-- BEGIN Records provided --
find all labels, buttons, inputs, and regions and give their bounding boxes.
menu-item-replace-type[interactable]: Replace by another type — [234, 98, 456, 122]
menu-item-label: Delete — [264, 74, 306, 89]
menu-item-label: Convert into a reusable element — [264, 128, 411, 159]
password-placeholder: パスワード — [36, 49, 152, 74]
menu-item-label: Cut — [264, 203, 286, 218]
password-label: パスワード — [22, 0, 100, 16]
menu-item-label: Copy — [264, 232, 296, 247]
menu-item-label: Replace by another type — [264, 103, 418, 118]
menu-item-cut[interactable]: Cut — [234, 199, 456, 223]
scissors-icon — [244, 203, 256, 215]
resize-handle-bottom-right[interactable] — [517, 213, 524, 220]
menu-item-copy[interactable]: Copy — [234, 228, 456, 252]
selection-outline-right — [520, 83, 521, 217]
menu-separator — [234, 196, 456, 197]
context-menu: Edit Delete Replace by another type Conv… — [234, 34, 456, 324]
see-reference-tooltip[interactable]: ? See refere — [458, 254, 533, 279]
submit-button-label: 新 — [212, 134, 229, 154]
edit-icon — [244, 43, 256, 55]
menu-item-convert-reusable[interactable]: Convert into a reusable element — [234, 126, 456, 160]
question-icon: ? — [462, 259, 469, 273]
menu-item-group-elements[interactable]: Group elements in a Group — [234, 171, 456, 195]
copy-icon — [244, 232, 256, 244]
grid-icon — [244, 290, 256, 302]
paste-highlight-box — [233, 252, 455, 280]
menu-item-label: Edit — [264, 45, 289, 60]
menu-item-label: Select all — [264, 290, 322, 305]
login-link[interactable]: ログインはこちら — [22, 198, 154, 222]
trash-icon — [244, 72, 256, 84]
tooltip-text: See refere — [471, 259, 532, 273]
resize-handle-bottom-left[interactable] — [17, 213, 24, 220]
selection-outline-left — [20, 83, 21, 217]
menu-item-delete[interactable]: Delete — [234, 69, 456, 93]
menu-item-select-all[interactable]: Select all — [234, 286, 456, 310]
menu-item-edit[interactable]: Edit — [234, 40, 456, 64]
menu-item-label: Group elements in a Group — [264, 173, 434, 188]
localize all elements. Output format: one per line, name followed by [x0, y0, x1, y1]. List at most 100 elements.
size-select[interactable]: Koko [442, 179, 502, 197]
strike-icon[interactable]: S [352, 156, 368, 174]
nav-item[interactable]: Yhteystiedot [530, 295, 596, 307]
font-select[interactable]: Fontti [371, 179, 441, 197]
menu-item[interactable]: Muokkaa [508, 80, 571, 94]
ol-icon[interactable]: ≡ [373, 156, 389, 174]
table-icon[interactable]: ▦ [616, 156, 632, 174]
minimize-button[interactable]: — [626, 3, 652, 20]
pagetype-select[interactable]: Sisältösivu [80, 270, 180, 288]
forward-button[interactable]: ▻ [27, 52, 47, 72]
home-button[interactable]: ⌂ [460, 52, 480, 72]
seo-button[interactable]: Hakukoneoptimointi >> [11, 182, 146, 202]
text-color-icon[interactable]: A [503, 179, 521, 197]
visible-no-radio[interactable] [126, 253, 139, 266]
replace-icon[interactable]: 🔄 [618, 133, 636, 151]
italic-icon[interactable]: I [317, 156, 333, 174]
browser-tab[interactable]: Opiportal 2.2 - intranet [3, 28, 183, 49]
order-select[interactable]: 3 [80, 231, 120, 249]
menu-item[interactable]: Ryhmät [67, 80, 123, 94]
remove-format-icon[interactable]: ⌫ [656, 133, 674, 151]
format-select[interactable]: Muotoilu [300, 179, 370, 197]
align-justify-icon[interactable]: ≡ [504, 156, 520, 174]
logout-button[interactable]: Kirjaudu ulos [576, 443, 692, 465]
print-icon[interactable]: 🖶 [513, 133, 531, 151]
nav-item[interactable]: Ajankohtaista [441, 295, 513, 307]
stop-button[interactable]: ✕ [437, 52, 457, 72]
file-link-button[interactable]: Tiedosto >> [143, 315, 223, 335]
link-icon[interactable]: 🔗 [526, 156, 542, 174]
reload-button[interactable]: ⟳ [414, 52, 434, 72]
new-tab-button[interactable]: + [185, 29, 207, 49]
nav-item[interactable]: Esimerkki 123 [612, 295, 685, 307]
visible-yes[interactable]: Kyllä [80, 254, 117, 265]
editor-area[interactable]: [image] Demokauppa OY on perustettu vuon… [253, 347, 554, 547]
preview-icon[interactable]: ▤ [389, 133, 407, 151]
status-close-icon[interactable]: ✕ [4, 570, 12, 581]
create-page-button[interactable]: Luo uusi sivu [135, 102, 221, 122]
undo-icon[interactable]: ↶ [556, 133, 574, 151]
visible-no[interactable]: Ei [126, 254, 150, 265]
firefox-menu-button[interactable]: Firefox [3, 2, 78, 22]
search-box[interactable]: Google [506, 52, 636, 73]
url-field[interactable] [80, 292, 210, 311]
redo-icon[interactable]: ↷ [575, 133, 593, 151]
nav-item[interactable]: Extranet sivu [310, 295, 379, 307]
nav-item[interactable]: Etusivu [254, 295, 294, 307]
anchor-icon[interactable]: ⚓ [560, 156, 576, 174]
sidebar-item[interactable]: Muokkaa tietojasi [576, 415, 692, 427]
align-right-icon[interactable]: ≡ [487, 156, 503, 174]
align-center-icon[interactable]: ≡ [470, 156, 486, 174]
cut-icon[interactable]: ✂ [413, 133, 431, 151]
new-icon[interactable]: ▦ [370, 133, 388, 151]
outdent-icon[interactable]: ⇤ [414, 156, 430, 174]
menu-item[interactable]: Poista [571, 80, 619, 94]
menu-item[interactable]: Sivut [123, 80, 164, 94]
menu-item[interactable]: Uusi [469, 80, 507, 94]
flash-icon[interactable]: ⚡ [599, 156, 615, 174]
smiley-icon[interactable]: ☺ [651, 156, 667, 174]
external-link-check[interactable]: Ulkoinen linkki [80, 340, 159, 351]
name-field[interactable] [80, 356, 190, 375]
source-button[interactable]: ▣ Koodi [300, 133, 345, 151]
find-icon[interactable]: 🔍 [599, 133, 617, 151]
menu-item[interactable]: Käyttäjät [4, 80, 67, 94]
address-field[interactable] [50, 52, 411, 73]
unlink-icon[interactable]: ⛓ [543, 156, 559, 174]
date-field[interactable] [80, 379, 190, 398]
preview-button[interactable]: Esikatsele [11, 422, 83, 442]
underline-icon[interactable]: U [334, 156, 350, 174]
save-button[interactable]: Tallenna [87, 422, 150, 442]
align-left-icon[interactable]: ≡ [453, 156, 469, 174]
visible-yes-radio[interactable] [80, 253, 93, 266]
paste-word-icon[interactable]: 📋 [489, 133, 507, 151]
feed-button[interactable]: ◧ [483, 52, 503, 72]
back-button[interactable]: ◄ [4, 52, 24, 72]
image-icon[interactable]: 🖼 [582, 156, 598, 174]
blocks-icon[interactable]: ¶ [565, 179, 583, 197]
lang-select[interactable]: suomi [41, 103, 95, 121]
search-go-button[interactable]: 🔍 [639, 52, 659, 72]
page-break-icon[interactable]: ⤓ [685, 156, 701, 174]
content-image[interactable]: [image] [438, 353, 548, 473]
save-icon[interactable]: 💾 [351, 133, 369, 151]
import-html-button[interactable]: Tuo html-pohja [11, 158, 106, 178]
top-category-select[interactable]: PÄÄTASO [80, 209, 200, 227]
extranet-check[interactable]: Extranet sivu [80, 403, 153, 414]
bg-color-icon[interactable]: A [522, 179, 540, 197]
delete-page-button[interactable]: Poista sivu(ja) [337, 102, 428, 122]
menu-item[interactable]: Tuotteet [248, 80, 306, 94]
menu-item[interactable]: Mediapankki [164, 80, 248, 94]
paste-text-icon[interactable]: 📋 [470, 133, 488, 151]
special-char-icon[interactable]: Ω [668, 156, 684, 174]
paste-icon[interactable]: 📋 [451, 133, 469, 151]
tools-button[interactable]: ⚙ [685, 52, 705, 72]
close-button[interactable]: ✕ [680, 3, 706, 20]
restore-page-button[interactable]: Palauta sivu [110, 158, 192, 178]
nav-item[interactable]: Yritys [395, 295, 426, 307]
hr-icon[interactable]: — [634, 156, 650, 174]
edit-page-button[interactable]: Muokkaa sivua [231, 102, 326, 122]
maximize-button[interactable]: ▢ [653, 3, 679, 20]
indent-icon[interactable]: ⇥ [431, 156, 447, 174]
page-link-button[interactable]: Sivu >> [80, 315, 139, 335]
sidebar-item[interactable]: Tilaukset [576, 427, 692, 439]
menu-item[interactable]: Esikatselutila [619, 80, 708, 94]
-- END Records provided --
_Exercise directions_
Express the material from its start through the line containing "menu-separator — [234, 196, 456, 197]", inclusive, as a Markdown table with the columns Row and Entry. Skip any blank lines.

_Response to this exercise_
| Row | Entry |
|---|---|
| 1 | find all labels, buttons, inputs, and regions and give their bounding boxes. |
| 2 | menu-item-replace-type[interactable]: Replace by another type — [234, 98, 456, 122] |
| 3 | menu-item-label: Delete — [264, 74, 306, 89] |
| 4 | menu-item-label: Convert into a reusable element — [264, 128, 411, 159] |
| 5 | password-placeholder: パスワード — [36, 49, 152, 74] |
| 6 | menu-item-label: Cut — [264, 203, 286, 218] |
| 7 | password-label: パスワード — [22, 0, 100, 16] |
| 8 | menu-item-label: Copy — [264, 232, 296, 247] |
| 9 | menu-item-label: Replace by another type — [264, 103, 418, 118] |
| 10 | menu-item-cut[interactable]: Cut — [234, 199, 456, 223] |
| 11 | scissors-icon — [244, 203, 256, 215] |
| 12 | resize-handle-bottom-right[interactable] — [517, 213, 524, 220] |
| 13 | menu-item-copy[interactable]: Copy — [234, 228, 456, 252] |
| 14 | selection-outline-right — [520, 83, 521, 217] |
| 15 | menu-separator — [234, 196, 456, 197] |